* What you should do:
For each line in the data below that holds "label", return a copy.

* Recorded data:
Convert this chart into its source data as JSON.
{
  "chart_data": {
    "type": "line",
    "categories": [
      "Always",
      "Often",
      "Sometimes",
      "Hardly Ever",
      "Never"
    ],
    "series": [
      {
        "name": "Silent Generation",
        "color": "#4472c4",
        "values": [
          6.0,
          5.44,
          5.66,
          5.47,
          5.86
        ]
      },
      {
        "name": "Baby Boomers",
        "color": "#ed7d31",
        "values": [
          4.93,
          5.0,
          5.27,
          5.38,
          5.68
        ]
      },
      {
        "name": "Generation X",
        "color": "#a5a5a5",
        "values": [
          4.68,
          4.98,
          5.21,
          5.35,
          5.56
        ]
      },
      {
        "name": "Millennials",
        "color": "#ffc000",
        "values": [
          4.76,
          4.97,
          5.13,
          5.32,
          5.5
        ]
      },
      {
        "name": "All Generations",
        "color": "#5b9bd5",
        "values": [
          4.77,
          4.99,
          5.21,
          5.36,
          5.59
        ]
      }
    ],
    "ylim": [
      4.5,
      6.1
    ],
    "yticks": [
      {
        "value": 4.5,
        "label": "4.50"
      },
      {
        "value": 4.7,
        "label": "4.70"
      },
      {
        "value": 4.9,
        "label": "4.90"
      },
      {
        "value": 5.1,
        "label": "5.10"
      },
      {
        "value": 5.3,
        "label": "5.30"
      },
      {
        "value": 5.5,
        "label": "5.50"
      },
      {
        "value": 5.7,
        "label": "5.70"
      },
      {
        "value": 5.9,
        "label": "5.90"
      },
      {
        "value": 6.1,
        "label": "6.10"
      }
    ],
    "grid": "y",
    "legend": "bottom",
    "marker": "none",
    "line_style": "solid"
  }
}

* The result:
        "label": "4.50"
        "label": "4.70"
        "label": "4.90"
        "label": "5.10"
        "label": "5.30"
        "label": "5.50"
        "label": "5.70"
        "label": "5.90"
        "label": "6.10"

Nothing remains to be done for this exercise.